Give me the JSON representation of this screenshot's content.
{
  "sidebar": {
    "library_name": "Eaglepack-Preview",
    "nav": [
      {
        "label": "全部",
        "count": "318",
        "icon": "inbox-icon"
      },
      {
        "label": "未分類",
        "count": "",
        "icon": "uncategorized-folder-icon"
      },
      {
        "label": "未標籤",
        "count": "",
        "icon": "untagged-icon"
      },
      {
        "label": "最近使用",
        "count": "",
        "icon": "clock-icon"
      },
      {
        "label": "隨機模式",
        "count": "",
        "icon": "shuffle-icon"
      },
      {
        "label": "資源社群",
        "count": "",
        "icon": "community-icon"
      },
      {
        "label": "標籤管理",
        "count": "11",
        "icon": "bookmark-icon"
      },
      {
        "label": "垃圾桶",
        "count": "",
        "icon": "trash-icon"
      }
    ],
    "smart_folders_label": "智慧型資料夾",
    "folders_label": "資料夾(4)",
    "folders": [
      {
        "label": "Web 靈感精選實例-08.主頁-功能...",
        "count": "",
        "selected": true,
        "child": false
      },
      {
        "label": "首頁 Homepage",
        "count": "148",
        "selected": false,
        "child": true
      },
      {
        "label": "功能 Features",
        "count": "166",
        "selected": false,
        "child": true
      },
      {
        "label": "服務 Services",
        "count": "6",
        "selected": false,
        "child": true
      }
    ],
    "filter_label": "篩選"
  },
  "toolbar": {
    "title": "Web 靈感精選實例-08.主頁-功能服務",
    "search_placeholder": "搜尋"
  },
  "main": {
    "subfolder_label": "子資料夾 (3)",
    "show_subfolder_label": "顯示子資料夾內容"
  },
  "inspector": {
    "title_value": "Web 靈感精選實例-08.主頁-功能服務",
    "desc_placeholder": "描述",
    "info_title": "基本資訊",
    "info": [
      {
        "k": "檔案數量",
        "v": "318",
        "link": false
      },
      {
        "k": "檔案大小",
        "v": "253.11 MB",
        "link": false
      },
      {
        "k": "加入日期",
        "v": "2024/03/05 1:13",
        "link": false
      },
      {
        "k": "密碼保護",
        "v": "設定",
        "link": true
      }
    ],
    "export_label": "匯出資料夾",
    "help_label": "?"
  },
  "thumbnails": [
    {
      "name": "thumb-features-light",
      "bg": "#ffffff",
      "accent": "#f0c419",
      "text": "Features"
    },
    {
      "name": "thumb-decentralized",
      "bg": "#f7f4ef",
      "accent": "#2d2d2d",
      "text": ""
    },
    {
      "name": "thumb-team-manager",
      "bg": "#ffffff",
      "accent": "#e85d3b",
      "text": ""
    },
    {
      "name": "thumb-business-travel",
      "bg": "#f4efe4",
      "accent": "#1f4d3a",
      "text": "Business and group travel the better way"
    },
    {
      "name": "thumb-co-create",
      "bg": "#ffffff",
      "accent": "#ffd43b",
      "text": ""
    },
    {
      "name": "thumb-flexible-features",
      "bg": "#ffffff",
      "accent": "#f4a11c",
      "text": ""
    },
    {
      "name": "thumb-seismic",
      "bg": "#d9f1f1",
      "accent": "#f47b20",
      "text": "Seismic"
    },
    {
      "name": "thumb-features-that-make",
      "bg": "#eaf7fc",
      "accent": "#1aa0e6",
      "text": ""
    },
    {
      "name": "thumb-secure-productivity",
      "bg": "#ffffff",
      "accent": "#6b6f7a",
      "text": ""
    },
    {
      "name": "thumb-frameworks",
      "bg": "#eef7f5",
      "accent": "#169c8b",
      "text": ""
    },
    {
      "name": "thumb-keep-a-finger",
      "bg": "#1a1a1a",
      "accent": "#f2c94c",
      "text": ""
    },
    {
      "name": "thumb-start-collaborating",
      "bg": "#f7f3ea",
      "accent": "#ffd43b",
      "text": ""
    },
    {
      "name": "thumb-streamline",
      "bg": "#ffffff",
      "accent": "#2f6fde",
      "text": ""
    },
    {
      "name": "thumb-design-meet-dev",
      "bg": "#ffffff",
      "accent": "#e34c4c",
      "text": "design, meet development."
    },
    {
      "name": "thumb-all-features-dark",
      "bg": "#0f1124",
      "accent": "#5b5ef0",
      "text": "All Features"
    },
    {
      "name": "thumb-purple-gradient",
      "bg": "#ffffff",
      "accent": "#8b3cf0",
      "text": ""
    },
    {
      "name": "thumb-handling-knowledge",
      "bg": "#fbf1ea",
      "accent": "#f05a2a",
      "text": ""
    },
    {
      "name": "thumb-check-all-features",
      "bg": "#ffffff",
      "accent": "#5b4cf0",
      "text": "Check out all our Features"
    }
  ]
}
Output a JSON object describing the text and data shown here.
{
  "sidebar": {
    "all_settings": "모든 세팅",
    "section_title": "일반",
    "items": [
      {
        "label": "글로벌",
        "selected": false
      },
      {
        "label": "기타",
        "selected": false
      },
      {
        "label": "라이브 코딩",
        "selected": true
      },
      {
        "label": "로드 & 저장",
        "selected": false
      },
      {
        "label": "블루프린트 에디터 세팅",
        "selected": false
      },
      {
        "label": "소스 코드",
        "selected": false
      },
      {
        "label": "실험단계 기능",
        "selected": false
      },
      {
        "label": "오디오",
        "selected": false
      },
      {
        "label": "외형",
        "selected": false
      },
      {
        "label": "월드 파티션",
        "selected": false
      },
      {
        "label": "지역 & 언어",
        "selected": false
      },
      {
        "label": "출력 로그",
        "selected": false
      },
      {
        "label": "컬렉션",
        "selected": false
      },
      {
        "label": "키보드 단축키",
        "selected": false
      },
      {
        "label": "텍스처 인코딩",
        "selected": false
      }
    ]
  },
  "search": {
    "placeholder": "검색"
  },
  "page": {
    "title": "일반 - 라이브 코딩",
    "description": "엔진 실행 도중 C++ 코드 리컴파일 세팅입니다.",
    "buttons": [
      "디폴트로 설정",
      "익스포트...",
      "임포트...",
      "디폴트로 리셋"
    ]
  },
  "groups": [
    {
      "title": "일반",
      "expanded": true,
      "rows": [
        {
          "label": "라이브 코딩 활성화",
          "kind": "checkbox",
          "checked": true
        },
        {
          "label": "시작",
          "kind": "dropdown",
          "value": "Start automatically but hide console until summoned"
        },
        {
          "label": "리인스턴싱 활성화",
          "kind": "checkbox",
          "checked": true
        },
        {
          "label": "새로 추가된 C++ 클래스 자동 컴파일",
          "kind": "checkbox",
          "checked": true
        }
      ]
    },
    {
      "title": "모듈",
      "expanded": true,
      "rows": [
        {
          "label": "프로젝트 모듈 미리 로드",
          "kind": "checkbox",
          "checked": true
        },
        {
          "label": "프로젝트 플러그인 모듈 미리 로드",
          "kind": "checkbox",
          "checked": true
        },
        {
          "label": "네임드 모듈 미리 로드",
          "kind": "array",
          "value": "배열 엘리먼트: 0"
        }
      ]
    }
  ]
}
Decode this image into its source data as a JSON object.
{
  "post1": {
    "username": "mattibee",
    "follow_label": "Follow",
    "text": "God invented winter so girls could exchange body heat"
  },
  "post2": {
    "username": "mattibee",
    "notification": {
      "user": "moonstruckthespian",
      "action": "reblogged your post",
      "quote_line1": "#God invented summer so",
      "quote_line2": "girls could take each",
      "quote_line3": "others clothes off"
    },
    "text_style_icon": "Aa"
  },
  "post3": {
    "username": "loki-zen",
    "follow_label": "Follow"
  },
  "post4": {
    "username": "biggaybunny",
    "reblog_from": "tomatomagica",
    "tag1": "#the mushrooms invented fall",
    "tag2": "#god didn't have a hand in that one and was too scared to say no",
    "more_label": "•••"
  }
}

(Short task) Repeat, character for character, the lines from the one that holds "Decode this image" to the final line of the material, inclusive, and no other lines.

(Response)
Decode this image into its source data as a JSON object.
{
  "post1": {
    "username": "mattibee",
    "follow_label": "Follow",
    "text": "God invented winter so girls could exchange body heat"
  },
  "post2": {
    "username": "mattibee",
    "notification": {
      "user": "moonstruckthespian",
      "action": "reblogged your post",
      "quote_line1": "#God invented summer so",
      "quote_line2": "girls could take each",
      "quote_line3": "others clothes off"
    },
    "text_style_icon": "Aa"
  },
  "post3": {
    "username": "loki-zen",
    "follow_label": "Follow"
  },
  "post4": {
    "username": "biggaybunny",
    "reblog_from": "tomatomagica",
    "tag1": "#the mushrooms invented fall",
    "tag2": "#god didn't have a hand in that one and was too scared to say no",
    "more_label": "•••"
  }
}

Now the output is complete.